→ **所给文本**:

##########

第一节 研究概述

新中国成立以来国内学界对第二次鸦片战争的研究大致可以1978年党的十一届三中全会的召开为界分为两个时期,为了统计方便,笔者姑且以1949—1979年为第一阶段;1980—2012年为第二个阶段。从后面的叙述中,我们可以看到,第二次鸦片战争研究呈现出鲜明的时代特色,时代差异超过不同学者之间的差异。

在第一阶段的30年里,在帝国主义侵华史和革命史研究热潮的影响下,第二次鸦片战争还是受到了学界一定的关注,有一批论著先后出版。根据笔者不完全统计,这一阶段发表的论文、文章、书评、译文约有45篇,资料11篇,专著2部,通俗读物5种[1],译著1种,资料汇编1种。其中,魏建猷和蒋孟引的两本同名著作《第二次鸦片战争》与中国近代史资料丛刊《第二次鸦片战争》为我国的第二次鸦片战争研究作了奠基工作,迄今仍为学者所沿用。

魏建猷系上海师范大学历史系前主任和教授,魏书1955年由上海人民出版社出版,共139页,计8.7万字。该书主要参考中文资料和中译外文论著写成。全书分8章,探讨了外国侵略者发动第二次鸦片战争的动机、修约交涉与战争的关系、英国制造“亚罗号事件”发动战争、英法联军侵占广州、大沽失陷与天津条约、保卫大沽口之战、北京沦陷与北京条约、第二次鸦片战争的失败原因和影响。该书在观点和论证上虽然存在一些不足,资料来源也较窄,但作为第二次鸦片战争的开山之作,它在我国学界影响还是比较大的。

##########

→ **数据内容**:
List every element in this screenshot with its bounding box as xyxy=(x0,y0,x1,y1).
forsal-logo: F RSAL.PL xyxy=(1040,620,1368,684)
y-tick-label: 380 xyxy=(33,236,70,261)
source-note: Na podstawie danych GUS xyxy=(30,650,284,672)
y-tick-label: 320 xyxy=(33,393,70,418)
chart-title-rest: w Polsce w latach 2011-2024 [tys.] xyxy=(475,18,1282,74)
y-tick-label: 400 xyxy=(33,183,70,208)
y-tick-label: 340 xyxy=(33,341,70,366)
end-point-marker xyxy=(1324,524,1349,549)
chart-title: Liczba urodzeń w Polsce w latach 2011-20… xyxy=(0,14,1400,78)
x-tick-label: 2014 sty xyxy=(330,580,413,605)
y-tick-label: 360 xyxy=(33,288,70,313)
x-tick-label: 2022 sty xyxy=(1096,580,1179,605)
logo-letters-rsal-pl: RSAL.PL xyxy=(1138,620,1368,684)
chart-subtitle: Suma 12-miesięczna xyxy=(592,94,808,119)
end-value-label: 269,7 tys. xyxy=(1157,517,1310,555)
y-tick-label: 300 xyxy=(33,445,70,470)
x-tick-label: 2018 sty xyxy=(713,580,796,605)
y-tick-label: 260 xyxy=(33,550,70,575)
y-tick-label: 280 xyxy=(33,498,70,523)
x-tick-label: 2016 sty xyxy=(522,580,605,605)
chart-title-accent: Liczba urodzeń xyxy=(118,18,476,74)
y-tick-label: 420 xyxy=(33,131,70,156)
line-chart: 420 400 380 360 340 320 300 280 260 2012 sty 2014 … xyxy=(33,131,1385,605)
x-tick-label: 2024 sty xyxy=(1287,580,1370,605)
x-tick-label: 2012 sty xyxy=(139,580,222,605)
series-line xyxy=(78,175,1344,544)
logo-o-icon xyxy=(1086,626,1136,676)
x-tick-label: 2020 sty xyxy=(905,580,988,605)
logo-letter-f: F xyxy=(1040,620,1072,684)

##########

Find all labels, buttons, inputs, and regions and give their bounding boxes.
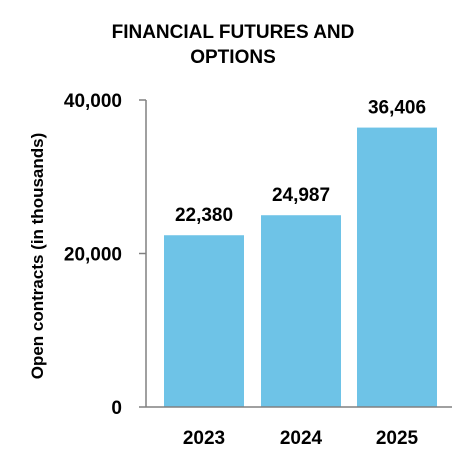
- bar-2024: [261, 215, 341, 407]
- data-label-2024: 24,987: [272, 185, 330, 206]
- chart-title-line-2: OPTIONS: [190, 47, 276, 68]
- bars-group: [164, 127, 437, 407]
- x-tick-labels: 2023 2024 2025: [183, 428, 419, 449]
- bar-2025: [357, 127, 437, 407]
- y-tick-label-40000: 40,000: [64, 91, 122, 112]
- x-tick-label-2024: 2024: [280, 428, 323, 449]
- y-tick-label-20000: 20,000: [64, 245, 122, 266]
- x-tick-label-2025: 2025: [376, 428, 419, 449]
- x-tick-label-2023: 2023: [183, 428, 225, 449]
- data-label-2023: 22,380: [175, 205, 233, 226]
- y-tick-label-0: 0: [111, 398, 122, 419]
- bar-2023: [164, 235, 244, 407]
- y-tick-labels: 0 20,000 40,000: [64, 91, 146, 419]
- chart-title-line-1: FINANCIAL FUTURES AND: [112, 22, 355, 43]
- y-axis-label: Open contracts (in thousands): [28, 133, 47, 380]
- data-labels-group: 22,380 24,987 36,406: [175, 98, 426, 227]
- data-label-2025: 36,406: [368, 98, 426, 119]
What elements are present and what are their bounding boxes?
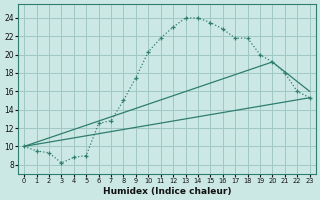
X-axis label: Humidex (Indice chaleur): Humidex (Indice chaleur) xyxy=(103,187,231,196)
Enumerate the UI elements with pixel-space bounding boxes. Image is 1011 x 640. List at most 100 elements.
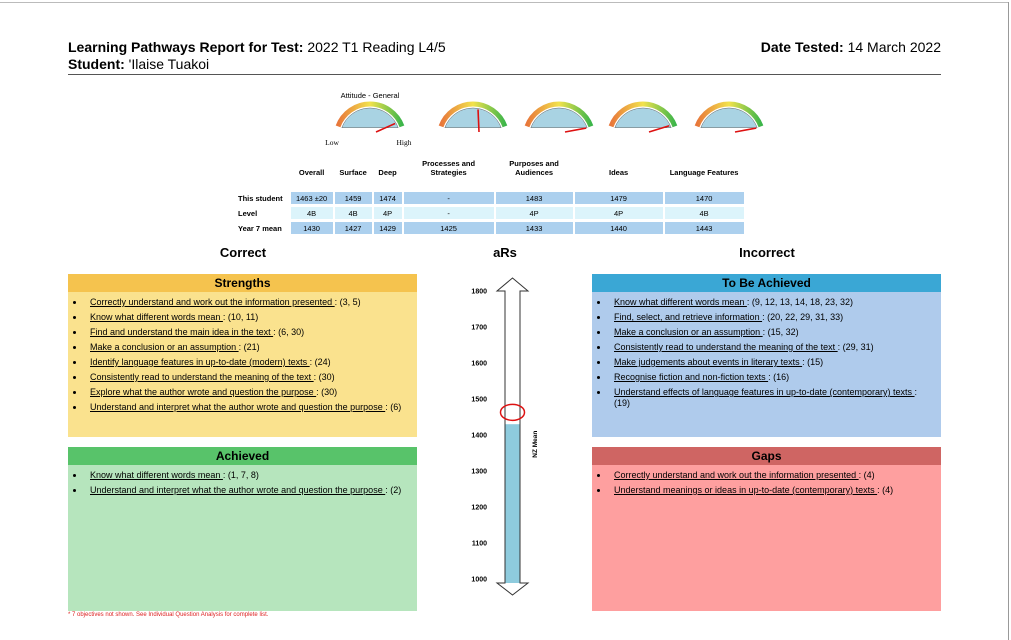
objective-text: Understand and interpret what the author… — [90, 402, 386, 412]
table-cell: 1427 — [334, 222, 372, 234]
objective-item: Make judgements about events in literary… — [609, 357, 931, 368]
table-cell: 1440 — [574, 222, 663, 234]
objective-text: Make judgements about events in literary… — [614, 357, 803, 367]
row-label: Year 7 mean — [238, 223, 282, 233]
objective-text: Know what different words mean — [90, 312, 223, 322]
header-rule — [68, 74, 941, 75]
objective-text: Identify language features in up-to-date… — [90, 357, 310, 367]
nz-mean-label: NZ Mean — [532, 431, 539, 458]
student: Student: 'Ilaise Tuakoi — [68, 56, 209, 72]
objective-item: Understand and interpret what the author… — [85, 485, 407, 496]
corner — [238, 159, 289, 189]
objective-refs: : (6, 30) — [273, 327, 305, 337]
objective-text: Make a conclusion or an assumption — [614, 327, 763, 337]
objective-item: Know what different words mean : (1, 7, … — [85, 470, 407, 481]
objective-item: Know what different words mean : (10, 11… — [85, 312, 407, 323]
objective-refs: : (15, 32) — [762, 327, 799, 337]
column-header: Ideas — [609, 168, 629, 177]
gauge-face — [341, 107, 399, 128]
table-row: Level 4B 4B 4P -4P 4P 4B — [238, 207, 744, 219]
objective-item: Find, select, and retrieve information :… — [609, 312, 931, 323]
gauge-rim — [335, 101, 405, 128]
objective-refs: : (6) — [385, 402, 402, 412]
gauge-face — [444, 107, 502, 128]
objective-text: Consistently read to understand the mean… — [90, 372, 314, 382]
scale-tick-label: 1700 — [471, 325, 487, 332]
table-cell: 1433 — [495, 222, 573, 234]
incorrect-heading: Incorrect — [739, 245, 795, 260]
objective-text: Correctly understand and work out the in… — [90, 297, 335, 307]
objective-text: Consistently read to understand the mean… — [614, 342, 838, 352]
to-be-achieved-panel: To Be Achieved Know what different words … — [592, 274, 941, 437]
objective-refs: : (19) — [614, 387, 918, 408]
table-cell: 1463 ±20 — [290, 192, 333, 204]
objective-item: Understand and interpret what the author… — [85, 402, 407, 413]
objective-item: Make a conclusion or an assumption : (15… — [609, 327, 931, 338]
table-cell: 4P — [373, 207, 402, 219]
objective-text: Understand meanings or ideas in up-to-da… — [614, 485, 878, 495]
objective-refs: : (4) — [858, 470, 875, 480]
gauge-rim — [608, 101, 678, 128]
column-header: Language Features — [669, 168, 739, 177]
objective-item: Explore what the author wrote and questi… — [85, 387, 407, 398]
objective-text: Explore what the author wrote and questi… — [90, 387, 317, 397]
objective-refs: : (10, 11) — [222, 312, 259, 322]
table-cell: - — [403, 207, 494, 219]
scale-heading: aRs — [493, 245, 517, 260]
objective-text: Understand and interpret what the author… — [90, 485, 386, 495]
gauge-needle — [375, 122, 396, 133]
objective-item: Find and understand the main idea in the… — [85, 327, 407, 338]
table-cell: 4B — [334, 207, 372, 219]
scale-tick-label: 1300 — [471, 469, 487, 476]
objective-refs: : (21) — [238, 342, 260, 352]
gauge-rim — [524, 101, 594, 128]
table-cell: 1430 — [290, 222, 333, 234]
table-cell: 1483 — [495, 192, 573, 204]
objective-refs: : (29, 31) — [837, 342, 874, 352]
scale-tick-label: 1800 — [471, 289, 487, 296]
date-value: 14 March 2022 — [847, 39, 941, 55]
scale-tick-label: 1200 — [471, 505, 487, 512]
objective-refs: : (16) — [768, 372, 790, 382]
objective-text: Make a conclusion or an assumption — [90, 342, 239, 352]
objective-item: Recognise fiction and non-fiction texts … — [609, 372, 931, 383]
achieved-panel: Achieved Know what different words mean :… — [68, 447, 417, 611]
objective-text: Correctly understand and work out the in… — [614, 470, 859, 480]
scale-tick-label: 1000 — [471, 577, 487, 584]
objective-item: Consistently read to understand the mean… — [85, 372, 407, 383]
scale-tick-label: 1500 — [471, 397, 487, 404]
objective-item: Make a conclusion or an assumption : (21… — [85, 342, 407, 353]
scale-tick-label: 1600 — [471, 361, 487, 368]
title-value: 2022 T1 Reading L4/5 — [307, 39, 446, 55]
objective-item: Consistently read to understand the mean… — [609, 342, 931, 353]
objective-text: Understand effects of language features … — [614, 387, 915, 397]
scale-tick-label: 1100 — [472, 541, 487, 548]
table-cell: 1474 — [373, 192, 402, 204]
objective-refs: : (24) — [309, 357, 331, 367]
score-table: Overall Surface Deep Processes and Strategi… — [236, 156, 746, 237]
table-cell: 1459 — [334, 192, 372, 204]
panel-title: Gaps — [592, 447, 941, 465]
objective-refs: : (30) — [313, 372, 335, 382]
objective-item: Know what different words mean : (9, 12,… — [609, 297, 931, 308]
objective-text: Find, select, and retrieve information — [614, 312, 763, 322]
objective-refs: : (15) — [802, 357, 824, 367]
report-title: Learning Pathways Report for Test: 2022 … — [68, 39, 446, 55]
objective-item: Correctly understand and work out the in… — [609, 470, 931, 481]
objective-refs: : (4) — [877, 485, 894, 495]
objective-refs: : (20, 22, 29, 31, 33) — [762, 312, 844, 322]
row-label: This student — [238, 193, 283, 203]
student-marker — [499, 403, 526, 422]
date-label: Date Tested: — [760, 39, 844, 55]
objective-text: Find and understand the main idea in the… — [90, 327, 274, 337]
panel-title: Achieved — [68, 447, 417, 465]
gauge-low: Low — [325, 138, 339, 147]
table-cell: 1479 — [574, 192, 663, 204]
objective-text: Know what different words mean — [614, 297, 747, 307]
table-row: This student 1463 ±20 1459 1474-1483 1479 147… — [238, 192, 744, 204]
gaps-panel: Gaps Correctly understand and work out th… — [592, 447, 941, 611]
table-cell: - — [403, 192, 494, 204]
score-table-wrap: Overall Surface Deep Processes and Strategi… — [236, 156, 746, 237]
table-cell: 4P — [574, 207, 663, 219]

##########

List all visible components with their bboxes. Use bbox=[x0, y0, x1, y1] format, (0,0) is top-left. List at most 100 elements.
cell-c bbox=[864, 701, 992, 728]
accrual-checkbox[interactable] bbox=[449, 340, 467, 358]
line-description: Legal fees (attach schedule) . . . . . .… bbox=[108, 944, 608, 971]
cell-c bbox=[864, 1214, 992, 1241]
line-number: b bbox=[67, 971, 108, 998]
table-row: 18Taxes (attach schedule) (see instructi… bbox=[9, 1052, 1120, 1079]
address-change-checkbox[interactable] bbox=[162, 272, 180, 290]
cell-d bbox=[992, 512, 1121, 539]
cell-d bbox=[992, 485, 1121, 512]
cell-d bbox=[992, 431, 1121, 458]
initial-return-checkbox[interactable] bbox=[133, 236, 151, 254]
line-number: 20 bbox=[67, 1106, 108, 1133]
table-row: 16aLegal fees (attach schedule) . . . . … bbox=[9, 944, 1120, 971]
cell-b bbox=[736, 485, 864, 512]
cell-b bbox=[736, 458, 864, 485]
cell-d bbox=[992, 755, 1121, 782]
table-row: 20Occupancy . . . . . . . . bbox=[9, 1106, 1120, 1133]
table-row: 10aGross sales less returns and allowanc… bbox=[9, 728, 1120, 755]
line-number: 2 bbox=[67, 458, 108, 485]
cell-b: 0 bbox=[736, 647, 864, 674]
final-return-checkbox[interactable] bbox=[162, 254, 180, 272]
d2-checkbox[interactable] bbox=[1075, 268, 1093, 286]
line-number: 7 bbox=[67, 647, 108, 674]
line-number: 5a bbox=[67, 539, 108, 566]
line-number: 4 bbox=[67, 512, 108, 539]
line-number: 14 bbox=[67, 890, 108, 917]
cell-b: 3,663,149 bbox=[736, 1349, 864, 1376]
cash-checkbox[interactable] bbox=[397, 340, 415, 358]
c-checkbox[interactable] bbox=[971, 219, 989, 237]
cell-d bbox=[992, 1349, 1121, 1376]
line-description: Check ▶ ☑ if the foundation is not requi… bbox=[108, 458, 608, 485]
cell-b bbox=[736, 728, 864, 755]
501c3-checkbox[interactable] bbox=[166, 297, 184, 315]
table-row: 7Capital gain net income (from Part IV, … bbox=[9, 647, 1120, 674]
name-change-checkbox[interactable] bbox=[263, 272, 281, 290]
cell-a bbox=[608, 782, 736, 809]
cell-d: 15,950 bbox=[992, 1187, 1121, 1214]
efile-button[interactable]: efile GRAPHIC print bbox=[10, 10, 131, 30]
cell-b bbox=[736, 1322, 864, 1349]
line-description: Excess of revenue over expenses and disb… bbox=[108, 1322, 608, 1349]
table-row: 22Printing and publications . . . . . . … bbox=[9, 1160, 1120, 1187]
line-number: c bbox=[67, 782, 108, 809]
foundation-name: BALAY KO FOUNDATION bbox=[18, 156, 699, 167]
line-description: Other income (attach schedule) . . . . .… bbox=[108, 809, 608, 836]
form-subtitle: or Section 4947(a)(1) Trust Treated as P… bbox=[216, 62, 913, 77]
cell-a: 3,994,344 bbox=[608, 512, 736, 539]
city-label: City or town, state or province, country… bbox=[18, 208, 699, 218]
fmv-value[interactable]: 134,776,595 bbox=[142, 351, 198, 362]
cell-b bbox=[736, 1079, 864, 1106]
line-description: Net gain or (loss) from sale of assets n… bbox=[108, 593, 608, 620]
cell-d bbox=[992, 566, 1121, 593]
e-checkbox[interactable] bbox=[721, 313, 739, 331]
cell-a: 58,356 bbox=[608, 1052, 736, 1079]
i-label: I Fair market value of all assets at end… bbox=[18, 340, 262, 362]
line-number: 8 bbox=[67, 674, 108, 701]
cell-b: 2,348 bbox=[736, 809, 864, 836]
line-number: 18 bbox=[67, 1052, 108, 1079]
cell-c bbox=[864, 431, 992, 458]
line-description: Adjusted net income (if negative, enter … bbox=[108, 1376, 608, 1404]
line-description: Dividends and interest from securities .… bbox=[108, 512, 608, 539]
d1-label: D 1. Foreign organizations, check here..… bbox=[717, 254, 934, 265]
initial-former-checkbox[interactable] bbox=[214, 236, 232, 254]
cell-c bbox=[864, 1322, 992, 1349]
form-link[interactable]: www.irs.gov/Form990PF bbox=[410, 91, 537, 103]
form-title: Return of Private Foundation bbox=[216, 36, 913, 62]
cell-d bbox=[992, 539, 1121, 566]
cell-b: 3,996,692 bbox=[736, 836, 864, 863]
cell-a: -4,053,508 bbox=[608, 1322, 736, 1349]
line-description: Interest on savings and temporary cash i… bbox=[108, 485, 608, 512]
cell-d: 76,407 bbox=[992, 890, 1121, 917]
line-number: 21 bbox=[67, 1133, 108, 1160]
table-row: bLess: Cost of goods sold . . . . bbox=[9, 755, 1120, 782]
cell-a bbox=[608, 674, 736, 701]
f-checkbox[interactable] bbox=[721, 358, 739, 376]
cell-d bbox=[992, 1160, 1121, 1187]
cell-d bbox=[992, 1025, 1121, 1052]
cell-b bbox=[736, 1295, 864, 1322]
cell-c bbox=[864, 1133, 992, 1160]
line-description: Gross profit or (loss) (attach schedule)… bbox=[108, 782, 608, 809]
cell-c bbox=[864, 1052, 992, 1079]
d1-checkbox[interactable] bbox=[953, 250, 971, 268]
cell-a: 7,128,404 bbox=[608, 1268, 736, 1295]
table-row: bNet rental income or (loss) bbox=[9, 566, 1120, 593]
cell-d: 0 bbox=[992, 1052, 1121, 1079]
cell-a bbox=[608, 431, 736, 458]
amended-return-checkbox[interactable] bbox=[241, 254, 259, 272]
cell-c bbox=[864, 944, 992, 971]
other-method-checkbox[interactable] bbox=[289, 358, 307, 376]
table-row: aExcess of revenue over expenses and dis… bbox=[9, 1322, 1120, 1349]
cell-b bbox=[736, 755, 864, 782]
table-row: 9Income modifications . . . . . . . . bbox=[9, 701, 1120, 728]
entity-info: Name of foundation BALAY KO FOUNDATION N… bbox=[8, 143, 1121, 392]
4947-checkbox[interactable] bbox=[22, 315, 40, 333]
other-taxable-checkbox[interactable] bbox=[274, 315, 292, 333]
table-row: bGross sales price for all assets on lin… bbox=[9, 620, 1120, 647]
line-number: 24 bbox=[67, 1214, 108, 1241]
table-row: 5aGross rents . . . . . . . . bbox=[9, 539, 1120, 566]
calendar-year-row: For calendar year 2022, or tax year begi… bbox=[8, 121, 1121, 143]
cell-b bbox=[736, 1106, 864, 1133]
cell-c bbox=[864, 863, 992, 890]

##########

→ **练习目标**: 续写这篇第二次鸦片战争研究综述，从文中最后一句之后接着往下写。

→ **书面作答**:
在魏书出版后10年,南京大学教授蒋孟引又出版了一本关于第二次鸦片战争的专著。蒋著系作者在英国伦敦大学的博士论文《论1856—1860年的中英关系》的基础上写成,共288页,计22.1万字,1965年由生活·读书·新知三联书店出版。全书分6章,着重对第二次鸦片战争期间中英两国的交涉作了比较深入的考察,先后阐述了英国发动战争的原因、亚罗战争、广州的沦陷和津沪谈判、大沽之战、最后的战斗和谈判、战争期间英国与其伙伴的矛盾。由于蒋著征引资料丰富、翔实,除了参考已刊印的中外官方文件、报纸杂志和个人著述外,还大量引用了英国外交部档案,包括内阁首相、各部大臣、驻华使领的私人通信,因此,其学术价值又在魏书之上,特别是对英国发动第二次鸦片战争的动因及其角色所作的考察和分析,迄今未有出其右者。但由于第二次鸦片战争涉及英、法、美、俄四国,蒋著受主客观条件的限制,仅利用英国一国的档案,对法国、美国、俄国在第二次鸦片战争中所扮演的角色难免多有疏漏,评论有不到位之处。

除了上述两书外,这一阶段的另一项重要成果是中国近代史资料丛刊《第二次鸦片战争》的整理和出版。该书由齐思和、林树惠、田汝康、金重远等学者与故宫博物院明清档案部合作编纂,1978年由上海人民出版社出版。全书共6册,计263.5万字。其中,第一、二册选录了有关第二次鸦片战争的各类文献、前清华大学历史系编辑的《筹办夷务始末补遗》中部分军机处档案和解放前《史料旬刊》刊布的有关档案史料,以及解放前旧译的部分外文资料;第三、四、五册所辑资料来源于故宫博物院明清档案部所藏原始档案,起自1853年,止于1861年,收录上谕、奏折1098件,照会、咨呈、信函等302件,共计1400件,按朝年编排;第六册为此书编辑过程中新译的外文资料选编。鉴于编者的学术功底以及书中所收录的大量原始档案和亲历者的记述,这套资料具有极高的学术价值,长期以来它与《筹办夷务始末》(咸丰朝)一起构成中国学者研究第二次鸦片战争史的最基本的史料。不过,从现有的研究成果来看,这套书的价值还没有得到充分利用,值得学者们重视。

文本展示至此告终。